/---
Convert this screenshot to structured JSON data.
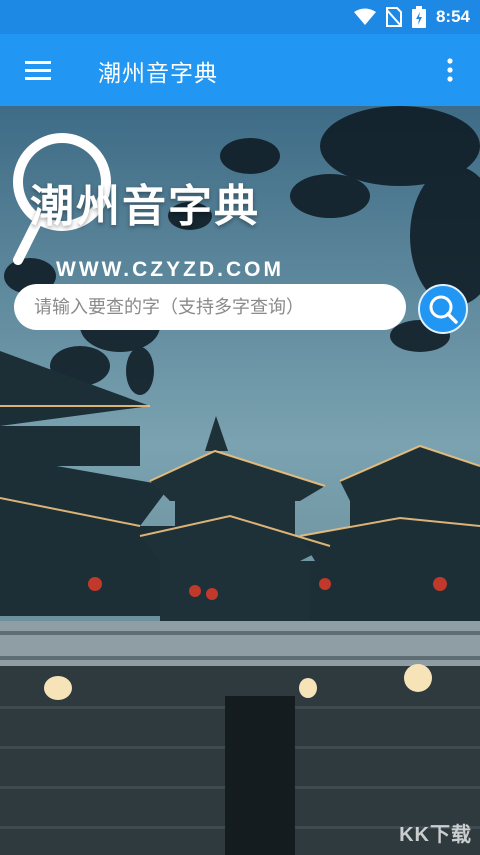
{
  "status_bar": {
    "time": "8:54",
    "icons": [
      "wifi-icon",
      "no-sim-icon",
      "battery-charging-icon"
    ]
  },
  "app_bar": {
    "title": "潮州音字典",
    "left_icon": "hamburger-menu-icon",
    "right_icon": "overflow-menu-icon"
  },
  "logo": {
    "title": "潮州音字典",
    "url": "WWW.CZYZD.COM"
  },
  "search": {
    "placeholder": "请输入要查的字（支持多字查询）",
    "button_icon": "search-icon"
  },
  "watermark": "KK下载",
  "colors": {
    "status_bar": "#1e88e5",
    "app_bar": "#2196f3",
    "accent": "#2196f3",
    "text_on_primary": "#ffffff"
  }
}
\---
INSTRUCTIONS TO FOLLOW: Every line is to be duplicated exactly, though pictures stay out.

TASK ANSWER:
Convert this screenshot to structured JSON data.
{
  "status_bar": {
    "time": "8:54",
    "icons": [
      "wifi-icon",
      "no-sim-icon",
      "battery-charging-icon"
    ]
  },
  "app_bar": {
    "title": "潮州音字典",
    "left_icon": "hamburger-menu-icon",
    "right_icon": "overflow-menu-icon"
  },
  "logo": {
    "title": "潮州音字典",
    "url": "WWW.CZYZD.COM"
  },
  "search": {
    "placeholder": "请输入要查的字（支持多字查询）",
    "button_icon": "search-icon"
  },
  "watermark": "KK下载",
  "colors": {
    "status_bar": "#1e88e5",
    "app_bar": "#2196f3",
    "accent": "#2196f3",
    "text_on_primary": "#ffffff"
  }
}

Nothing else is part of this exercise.